◆ **TEXT SHOWN**
════════════════
Indians In DUNKIRK, Or Lack Thereof

A conflicted perspective.

Dunkirk has opened to a considerable amount of fanfare here in India. IMAX screens are still packed, and Christopher Nolan continues to be the only director in Hollywood who can draw Indian crowds based solely on name. The only thorn in the side of this dynamic however, one brought up both here and elsewhere, is the lack of Indian soldiers on screen given our presence at the actual event. Some call it a total whitewashing of history while others dismiss concerns of representation wholesale, and while I don’t necessarily fall into either camp – a forewarning, this is just one writer’s perspective – I still find myself torn.

Sometimes representation is complicated, as are many contemporary issues brought up in media. Acknowledging them as such can be difficult in an increasingly charged online environment, one that demands the immediate announcement of one’s alignment on a subject and all its political implications before the news cycle spins forward, though perhaps that acknowledgment is necessary. I know it was for me, and Dunkirk proved to be the perfect battleground on which to confront my conflicting feelings.

At the outset of the conversation lies historicity. Whether or not films based on real events have a responsibility to be accurate in terms of the minutiae, it’s hard to argue that the broad strokes influence how we view our own past. We rarely see images of pre-20th century Europe that weren’t photographed or painted by white artists, and our contemporary media tends to skew in the direction of portraying whiteness as historical default in the British Isles. A recent example some of you might have come across on Twitter is the butting of heads involving English conservative radio host and InfoWars editor Paul Joseph Watson, railing against animated depictions of an ethnically diverse Roman Britain (labeling it historically inaccurate regardless of actual history) and his claim that Britain saw no mass migration until the 20th century – which were both subsequently dismantled by Mike Stuchbery, an actual historian. As fun and educational as they may be to scroll through, both threads reveal an underlying and all too common view of history wherein whiteness takes precedence regardless of fact, an idea that tends to be backed up by most period films set in areas that might today find themselves at the center of debates about immigration, subsequently steeped in those very same notions of preserving a white culture. That’s merely the contextual backdrop for this conversation though, as opposed to anything meant to directly implicate Dunkirk in perpetuating white supremacy similar to an Alt Right conspiracy theorist, though one can certainly argue it as part of the continued and imbalanced prioritization of whiteness given who gets to tell what story, as one probably could for most Hollywood films.
════════════════
◆ **TASKS AND EXERCISES**
[1] Duplicate everything in the Dunkirk essay from "A conflicted perspective." down to "find myself torn.".
[2] Pick up the essay on Indians in Dunkirk after its final sentence and carry it forward.
════════════════
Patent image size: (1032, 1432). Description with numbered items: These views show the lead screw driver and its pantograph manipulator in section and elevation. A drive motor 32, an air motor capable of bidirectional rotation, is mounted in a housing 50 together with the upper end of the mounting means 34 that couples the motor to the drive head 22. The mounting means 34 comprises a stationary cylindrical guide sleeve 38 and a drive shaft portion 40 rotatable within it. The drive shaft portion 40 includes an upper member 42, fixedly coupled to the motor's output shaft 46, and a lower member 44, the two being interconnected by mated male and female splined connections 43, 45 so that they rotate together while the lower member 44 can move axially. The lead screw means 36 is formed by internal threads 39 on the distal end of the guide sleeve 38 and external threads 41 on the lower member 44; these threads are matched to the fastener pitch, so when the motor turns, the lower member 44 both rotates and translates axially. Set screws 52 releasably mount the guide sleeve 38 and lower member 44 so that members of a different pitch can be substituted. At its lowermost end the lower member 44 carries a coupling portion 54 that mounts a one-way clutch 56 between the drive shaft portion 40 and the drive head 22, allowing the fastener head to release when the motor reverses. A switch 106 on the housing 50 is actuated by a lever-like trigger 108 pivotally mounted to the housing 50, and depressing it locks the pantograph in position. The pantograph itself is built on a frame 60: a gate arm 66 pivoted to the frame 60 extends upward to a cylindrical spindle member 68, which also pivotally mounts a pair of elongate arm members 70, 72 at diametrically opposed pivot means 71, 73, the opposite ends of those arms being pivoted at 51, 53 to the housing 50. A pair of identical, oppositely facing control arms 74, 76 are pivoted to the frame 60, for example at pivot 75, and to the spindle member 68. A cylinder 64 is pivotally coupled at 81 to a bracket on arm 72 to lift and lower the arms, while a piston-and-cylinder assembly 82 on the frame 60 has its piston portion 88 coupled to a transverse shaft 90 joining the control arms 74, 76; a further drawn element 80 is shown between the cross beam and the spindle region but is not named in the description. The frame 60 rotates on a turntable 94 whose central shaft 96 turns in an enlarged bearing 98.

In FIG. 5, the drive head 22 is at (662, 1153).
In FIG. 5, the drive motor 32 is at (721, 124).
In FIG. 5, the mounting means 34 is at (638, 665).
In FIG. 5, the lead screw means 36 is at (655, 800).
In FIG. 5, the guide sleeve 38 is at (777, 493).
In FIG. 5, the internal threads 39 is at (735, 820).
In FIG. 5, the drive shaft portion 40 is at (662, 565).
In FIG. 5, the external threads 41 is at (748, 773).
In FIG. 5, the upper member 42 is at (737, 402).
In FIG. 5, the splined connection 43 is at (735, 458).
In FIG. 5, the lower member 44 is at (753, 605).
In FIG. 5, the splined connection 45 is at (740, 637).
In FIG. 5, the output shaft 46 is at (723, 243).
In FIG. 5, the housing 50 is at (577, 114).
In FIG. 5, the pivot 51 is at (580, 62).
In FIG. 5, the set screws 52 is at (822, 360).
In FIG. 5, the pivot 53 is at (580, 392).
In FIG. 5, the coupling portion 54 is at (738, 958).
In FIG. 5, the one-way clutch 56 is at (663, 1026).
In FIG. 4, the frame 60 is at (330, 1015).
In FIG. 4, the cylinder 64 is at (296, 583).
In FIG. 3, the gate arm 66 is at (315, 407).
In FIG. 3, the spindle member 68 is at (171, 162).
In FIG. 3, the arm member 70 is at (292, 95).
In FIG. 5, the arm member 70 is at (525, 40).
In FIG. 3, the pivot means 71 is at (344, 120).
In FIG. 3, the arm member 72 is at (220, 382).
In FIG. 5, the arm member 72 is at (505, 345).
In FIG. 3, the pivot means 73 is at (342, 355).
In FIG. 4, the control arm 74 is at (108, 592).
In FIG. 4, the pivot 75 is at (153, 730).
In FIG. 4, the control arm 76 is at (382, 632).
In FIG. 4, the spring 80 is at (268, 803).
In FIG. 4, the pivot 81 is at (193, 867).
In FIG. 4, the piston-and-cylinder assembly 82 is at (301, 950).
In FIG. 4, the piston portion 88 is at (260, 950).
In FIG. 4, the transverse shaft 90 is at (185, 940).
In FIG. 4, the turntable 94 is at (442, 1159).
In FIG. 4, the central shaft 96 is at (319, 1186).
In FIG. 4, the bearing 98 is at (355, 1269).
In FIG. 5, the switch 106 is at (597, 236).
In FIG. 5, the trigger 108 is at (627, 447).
════════════════
◆ **EXERCISE ANSWERS**
[1]
A conflicted perspective.

Dunkirk has opened to a considerable amount of fanfare here in India. IMAX screens are still packed, and Christopher Nolan continues to be the only director in Hollywood who can draw Indian crowds based solely on name. The only thorn in the side of this dynamic however, one brought up both here and elsewhere, is the lack of Indian soldiers on screen given our presence at the actual event. Some call it a total whitewashing of history while others dismiss concerns of representation wholesale, and while I don’t necessarily fall into either camp – a forewarning, this is just one writer’s perspective – I still find myself torn.

[2]
Were there Indian troops present at the event? Undoubtedly. Would it be accurate to portray them? Absolutely it would. But does a film like Dunkirk have a responsibility to portray them, and is the lack of portrayal tantamount to historical erasure? That’s a little harder to pin down. There were about a thousand Muslim troops from the Punjab region present at the event (separated from their Sikh and Hindu peers for logistical and dietary reasons), and many of them were runners and re-loaders for their British superiors. While there’s plenty there to be mined in terms of narrative, plenty of stories to be told about South Asian troops at Dunkirk and in World War II at large (something India itself hasn’t fully come to terms with since it can be seen as tantamount to complicity in the British Empire, but I digress), the general sentiment appears to be one of feeling a lack of acknowledgement. Given the story being told, one would be hard-pressed to claim an Indian soldier could’ve been a main character, so many of the objections come down to the lack of Indian extras in the film. And while that sort of thing, in essence, is what colours the very historicity we’ve been talking about – the idea of Britian having fought this event all on its own – it’s also where I find myself personally taking issue.

In Dunkirk, a small section of the beach ends up the film’s focus. A thousand extras is a generous estimate, but if so, it’s a thousand onscreen faces out of upwards of 300,000 men, which is less than 1% of the stranded soldiers. Given that the Indian footmen also numbered around a thousand, we too were less than 1% of the total troops present – though perhaps neither of these things ought to be used in any capacity greater than relative context. Numbers and percentages don’t equal decisions, and both representation and erasure are always that – decisions. But what the decision many seem to demand is Indians being mere extras in this otherwise overwhelmingly white narrative, one that would have remained so in terms of protagonists regardless of the makeup of the background, and this demand and/or request for acknowledgement via brief cutaway or what have you is where I decide to forego the idea.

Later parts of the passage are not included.